- **Stated task**:
Extract every line that includes the string "CONTROL".

◆ ◆ ◆ ◆ ◆ ◆ ◆

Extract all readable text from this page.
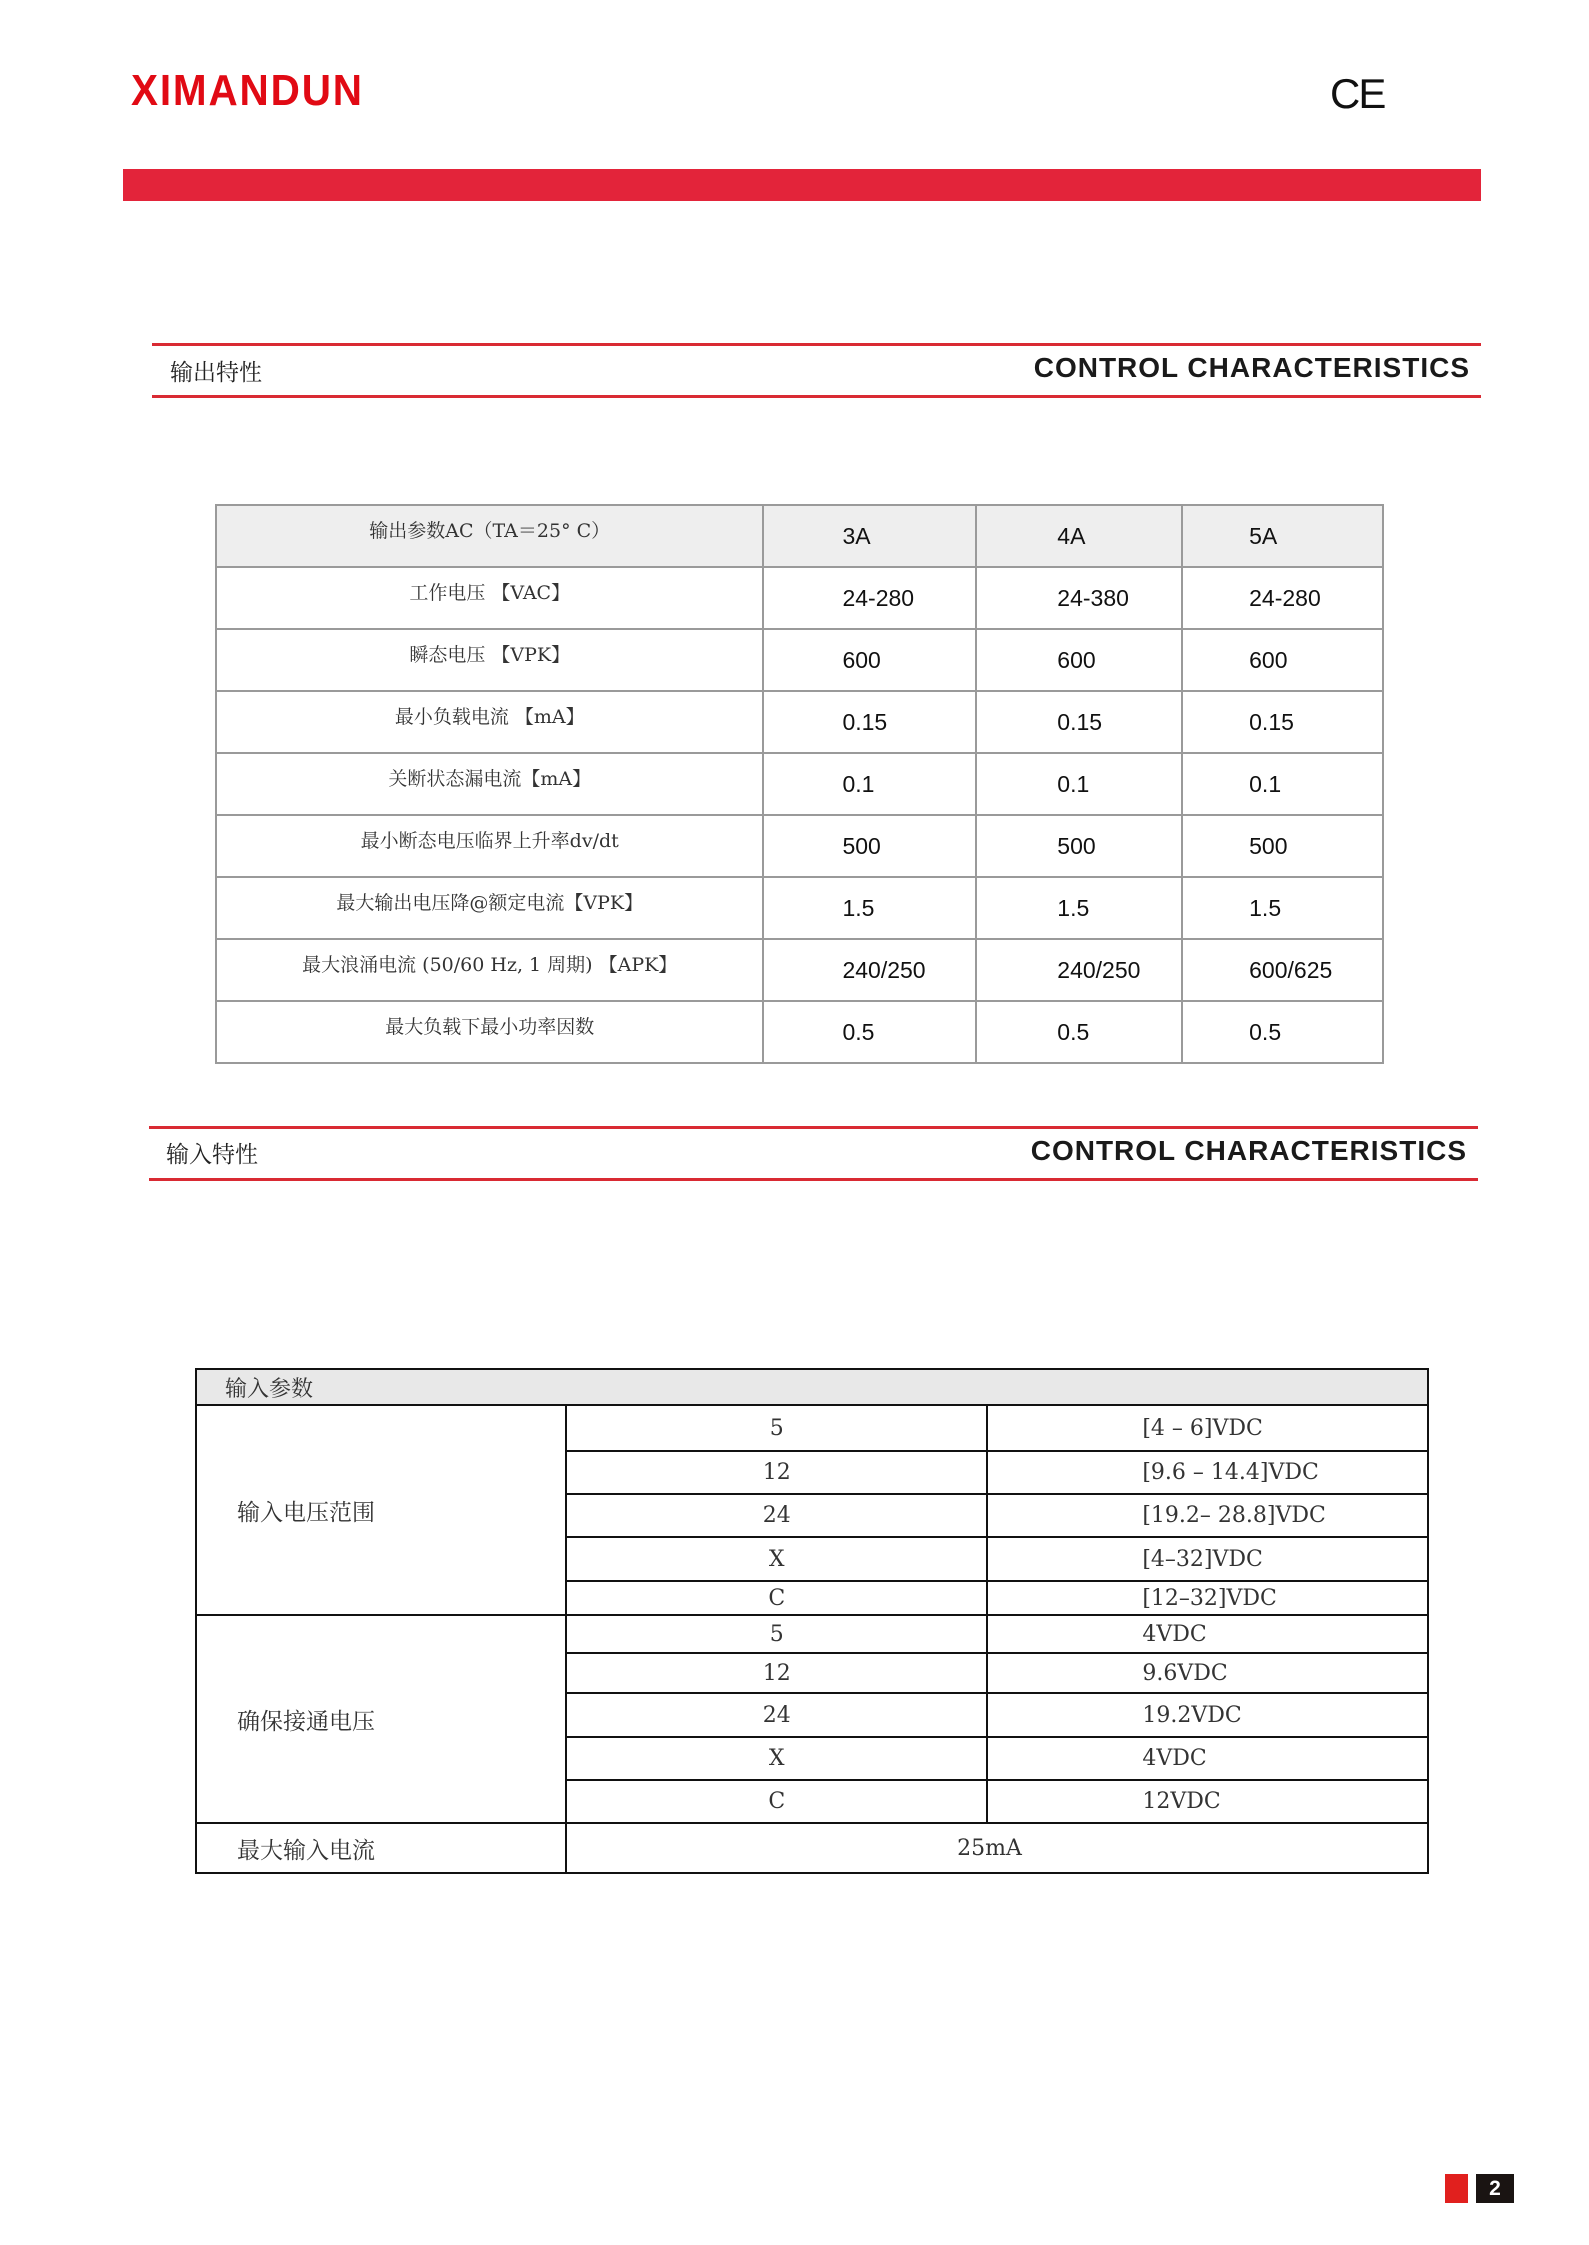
XIMANDUN	CE
输出特性	CONTROL CHARACTERISTICS
输出参数AC（TA＝25° C）	3A	4A	5A
工作电压 【VAC】	24-280	24-380	24-280
瞬态电压 【VPK】	600	600	600
最小负载电流 【mA】	0.15	0.15	0.15
关断状态漏电流【mA】	0.1	0.1	0.1
最小断态电压临界上升率dv/dt	500	500	500
最大输出电压降@额定电流【VPK】	1.5	1.5	1.5
最大浪涌电流 (50/60 Hz, 1 周期) 【APK】	240/250	240/250	600/625
最大负载下最小功率因数	0.5	0.5	0.5
输入特性	CONTROL CHARACTERISTICS
输入参数		
输入电压范围	5	[4 – 6]VDC
	12	[9.6 – 14.4]VDC
	24	[19.2– 28.8]VDC
	X	[4–32]VDC
	C	[12–32]VDC
确保接通电压	5	4VDC
	12	9.6VDC
	24	19.2VDC
	X	4VDC
	C	12VDC
最大输入电流	25mA	
2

◆ ◆ ◆ ◆ ◆ ◆ ◆

- **Solution to the exercise**:
输出特性	CONTROL CHARACTERISTICS
输入特性	CONTROL CHARACTERISTICS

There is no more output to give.